[BEGIN Dataset content]

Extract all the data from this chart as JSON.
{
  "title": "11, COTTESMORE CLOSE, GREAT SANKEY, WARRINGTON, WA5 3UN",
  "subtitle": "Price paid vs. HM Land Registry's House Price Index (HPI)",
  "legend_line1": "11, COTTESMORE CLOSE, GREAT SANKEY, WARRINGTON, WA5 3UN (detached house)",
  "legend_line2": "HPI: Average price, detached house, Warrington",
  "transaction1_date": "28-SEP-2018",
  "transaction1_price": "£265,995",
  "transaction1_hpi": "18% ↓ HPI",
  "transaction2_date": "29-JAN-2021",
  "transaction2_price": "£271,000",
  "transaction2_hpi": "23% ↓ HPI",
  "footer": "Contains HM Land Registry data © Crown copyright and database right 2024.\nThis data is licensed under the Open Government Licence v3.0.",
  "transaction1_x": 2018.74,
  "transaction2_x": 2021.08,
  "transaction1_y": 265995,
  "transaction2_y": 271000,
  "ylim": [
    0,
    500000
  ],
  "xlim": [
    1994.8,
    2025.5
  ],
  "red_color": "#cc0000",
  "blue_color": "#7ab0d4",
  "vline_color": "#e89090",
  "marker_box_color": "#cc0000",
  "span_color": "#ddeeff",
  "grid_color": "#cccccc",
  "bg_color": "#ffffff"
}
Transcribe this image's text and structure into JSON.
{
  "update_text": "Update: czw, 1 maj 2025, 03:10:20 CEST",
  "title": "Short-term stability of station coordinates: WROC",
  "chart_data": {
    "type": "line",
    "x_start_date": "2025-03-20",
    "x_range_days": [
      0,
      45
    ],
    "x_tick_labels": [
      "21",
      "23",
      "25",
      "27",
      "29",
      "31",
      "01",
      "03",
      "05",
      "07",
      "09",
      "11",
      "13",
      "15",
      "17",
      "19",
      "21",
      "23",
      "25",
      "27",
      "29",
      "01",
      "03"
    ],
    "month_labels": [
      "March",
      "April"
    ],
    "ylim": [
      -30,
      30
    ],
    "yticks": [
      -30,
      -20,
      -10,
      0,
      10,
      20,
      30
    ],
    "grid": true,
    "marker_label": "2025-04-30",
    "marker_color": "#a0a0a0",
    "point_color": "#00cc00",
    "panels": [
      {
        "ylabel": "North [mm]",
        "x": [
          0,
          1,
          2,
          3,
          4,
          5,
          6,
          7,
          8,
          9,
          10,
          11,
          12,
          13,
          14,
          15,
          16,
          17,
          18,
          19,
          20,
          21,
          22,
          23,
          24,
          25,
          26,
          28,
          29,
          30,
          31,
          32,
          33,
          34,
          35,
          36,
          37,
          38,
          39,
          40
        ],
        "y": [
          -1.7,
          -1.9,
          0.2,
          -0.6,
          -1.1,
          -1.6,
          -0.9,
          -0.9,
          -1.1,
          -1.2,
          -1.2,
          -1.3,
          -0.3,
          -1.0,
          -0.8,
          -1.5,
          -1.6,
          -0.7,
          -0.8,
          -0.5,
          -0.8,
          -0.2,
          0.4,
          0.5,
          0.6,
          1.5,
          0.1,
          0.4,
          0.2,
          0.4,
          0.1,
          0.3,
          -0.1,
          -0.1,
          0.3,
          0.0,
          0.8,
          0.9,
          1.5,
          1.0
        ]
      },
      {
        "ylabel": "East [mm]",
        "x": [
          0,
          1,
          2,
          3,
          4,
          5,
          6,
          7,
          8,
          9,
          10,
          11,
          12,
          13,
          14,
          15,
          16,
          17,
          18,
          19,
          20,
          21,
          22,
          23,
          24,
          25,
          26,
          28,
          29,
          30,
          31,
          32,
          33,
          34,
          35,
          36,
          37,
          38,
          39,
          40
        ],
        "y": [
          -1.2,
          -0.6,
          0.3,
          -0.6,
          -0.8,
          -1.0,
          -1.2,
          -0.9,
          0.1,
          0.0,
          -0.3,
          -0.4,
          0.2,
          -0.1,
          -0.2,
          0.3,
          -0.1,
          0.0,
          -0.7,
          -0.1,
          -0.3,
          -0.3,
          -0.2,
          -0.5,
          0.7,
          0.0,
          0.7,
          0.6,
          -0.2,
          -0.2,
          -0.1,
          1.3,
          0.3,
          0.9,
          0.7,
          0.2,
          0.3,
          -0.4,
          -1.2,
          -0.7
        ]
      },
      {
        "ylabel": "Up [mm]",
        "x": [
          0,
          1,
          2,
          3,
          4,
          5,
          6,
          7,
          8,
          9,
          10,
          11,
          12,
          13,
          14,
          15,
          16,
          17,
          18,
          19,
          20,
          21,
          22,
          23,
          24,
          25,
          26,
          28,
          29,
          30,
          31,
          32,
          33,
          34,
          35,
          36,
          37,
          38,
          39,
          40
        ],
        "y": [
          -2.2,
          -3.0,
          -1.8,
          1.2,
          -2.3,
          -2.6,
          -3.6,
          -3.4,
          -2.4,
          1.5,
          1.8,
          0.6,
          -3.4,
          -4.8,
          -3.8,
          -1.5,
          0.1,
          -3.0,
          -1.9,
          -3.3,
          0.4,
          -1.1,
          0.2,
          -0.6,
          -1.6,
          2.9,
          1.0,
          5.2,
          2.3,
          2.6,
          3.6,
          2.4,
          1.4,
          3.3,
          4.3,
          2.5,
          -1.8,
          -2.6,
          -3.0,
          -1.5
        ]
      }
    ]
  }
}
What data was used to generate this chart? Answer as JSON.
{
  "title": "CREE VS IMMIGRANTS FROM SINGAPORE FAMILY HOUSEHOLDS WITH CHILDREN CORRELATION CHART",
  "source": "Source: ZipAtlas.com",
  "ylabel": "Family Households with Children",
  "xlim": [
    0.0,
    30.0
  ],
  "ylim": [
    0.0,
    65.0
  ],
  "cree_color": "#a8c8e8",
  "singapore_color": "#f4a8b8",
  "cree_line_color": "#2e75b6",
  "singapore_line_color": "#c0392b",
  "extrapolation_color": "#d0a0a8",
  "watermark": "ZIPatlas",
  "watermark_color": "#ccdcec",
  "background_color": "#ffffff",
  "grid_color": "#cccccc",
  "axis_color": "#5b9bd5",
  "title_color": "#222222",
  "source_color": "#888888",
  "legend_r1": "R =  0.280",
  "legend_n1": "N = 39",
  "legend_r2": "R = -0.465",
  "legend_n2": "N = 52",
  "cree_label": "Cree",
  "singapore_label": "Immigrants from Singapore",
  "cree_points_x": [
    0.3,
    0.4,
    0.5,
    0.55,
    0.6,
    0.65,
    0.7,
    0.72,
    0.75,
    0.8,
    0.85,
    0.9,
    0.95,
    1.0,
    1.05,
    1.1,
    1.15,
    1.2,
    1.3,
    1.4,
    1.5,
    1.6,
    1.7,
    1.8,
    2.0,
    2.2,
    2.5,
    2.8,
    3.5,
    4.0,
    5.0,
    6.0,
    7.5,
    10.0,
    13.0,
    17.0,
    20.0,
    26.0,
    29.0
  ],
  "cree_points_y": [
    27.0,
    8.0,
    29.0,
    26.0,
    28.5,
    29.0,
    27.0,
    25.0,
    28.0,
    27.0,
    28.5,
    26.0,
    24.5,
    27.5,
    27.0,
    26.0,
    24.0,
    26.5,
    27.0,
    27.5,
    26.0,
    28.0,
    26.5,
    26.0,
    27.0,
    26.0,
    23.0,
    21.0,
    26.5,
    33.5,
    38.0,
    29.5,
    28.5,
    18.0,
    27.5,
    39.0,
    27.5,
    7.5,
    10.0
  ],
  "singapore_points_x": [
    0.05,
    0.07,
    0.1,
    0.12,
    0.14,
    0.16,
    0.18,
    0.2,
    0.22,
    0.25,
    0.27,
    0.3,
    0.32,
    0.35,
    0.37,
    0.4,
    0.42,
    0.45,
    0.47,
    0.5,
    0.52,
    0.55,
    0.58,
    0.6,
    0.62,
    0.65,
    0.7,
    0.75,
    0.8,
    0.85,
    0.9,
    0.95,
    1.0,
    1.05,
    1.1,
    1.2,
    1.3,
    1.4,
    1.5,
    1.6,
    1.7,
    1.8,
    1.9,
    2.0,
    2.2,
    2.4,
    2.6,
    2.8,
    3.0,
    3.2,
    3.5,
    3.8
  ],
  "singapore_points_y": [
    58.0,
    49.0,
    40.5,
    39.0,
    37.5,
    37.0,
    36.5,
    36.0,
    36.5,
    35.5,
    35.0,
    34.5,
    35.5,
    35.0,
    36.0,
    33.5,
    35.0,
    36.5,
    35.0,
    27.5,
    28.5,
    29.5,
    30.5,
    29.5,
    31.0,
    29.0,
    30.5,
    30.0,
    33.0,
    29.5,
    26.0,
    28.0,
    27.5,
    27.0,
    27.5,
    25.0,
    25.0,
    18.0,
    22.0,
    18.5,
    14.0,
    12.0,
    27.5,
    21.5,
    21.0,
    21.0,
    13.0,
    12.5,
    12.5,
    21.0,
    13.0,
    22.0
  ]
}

[END Dataset content]

● Task to complete:
Copy all lines from the entries that contain the word "GREAT".

● Reply to the exercise:
  "title": "11, COTTESMORE CLOSE, GREAT SANKEY, WARRINGTON, WA5 3UN",
  "legend_line1": "11, COTTESMORE CLOSE, GREAT SANKEY, WARRINGTON, WA5 3UN (detached house)",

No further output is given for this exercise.